** DIRECTIVE **
Can the data below be set down again exactly, line for line?

### RECORDS PROVIDED ###

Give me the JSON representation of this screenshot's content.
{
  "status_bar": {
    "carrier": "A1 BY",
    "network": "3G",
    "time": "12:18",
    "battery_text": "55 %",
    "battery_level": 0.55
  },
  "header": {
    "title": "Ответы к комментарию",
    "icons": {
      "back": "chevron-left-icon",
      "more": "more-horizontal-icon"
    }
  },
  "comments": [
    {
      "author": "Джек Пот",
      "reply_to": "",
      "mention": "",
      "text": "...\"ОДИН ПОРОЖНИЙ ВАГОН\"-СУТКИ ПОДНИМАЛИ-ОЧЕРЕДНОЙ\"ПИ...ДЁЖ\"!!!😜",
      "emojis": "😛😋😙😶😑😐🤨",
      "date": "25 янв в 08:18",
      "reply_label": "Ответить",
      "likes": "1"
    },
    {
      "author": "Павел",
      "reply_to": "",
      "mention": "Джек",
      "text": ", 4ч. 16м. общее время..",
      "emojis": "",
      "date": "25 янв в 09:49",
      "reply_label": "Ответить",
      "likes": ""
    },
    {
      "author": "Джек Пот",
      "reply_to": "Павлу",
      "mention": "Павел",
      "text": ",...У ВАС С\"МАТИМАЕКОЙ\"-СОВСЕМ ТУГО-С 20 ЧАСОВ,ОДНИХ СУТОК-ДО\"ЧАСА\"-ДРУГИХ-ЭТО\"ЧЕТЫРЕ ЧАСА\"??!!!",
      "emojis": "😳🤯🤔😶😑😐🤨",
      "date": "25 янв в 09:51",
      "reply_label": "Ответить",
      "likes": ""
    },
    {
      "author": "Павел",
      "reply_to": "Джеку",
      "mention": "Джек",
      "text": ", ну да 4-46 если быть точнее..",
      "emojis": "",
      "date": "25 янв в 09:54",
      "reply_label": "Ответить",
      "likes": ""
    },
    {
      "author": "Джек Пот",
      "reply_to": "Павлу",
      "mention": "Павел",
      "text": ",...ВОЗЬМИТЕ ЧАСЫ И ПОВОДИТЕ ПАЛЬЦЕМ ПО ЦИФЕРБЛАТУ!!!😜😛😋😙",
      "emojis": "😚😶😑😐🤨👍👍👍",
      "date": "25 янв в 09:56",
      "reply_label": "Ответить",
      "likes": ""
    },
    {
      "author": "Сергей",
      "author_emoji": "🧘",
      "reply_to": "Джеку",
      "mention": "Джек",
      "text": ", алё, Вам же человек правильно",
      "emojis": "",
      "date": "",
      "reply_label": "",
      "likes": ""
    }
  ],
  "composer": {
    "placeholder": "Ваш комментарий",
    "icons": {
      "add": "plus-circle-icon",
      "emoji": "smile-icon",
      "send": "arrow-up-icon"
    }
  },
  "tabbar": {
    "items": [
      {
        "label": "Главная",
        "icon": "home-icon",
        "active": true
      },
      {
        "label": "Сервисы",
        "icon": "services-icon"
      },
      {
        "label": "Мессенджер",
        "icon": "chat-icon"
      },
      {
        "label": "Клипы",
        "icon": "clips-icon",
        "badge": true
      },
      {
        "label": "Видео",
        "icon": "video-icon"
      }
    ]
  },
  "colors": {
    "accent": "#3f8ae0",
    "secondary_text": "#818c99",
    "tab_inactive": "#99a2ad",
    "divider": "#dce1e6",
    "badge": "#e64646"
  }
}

###

** THE SOLUTION **
Give me the JSON representation of this screenshot's content.
{
  "status_bar": {
    "carrier": "A1 BY",
    "network": "3G",
    "time": "12:18",
    "battery_text": "55 %",
    "battery_level": 0.55
  },
  "header": {
    "title": "Ответы к комментарию",
    "icons": {
      "back": "chevron-left-icon",
      "more": "more-horizontal-icon"
    }
  },
  "comments": [
    {
      "author": "Джек Пот",
      "reply_to": "",
      "mention": "",
      "text": "...\"ОДИН ПОРОЖНИЙ ВАГОН\"-СУТКИ ПОДНИМАЛИ-ОЧЕРЕДНОЙ\"ПИ...ДЁЖ\"!!!😜",
      "emojis": "😛😋😙😶😑😐🤨",
      "date": "25 янв в 08:18",
      "reply_label": "Ответить",
      "likes": "1"
    },
    {
      "author": "Павел",
      "reply_to": "",
      "mention": "Джек",
      "text": ", 4ч. 16м. общее время..",
      "emojis": "",
      "date": "25 янв в 09:49",
      "reply_label": "Ответить",
      "likes": ""
    },
    {
      "author": "Джек Пот",
      "reply_to": "Павлу",
      "mention": "Павел",
      "text": ",...У ВАС С\"МАТИМАЕКОЙ\"-СОВСЕМ ТУГО-С 20 ЧАСОВ,ОДНИХ СУТОК-ДО\"ЧАСА\"-ДРУГИХ-ЭТО\"ЧЕТЫРЕ ЧАСА\"??!!!",
      "emojis": "😳🤯🤔😶😑😐🤨",
      "date": "25 янв в 09:51",
      "reply_label": "Ответить",
      "likes": ""
    },
    {
      "author": "Павел",
      "reply_to": "Джеку",
      "mention": "Джек",
      "text": ", ну да 4-46 если быть точнее..",
      "emojis": "",
      "date": "25 янв в 09:54",
      "reply_label": "Ответить",
      "likes": ""
    },
    {
      "author": "Джек Пот",
      "reply_to": "Павлу",
      "mention": "Павел",
      "text": ",...ВОЗЬМИТЕ ЧАСЫ И ПОВОДИТЕ ПАЛЬЦЕМ ПО ЦИФЕРБЛАТУ!!!😜😛😋😙",
      "emojis": "😚😶😑😐🤨👍👍👍",
      "date": "25 янв в 09:56",
      "reply_label": "Ответить",
      "likes": ""
    },
    {
      "author": "Сергей",
      "author_emoji": "🧘",
      "reply_to": "Джеку",
      "mention": "Джек",
      "text": ", алё, Вам же человек правильно",
      "emojis": "",
      "date": "",
      "reply_label": "",
      "likes": ""
    }
  ],
  "composer": {
    "placeholder": "Ваш комментарий",
    "icons": {
      "add": "plus-circle-icon",
      "emoji": "smile-icon",
      "send": "arrow-up-icon"
    }
  },
  "tabbar": {
    "items": [
      {
        "label": "Главная",
        "icon": "home-icon",
        "active": true
      },
      {
        "label": "Сервисы",
        "icon": "services-icon"
      },
      {
        "label": "Мессенджер",
        "icon": "chat-icon"
      },
      {
        "label": "Клипы",
        "icon": "clips-icon",
        "badge": true
      },
      {
        "label": "Видео",
        "icon": "video-icon"
      }
    ]
  },
  "colors": {
    "accent": "#3f8ae0",
    "secondary_text": "#818c99",
    "tab_inactive": "#99a2ad",
    "divider": "#dce1e6",
    "badge": "#e64646"
  }
}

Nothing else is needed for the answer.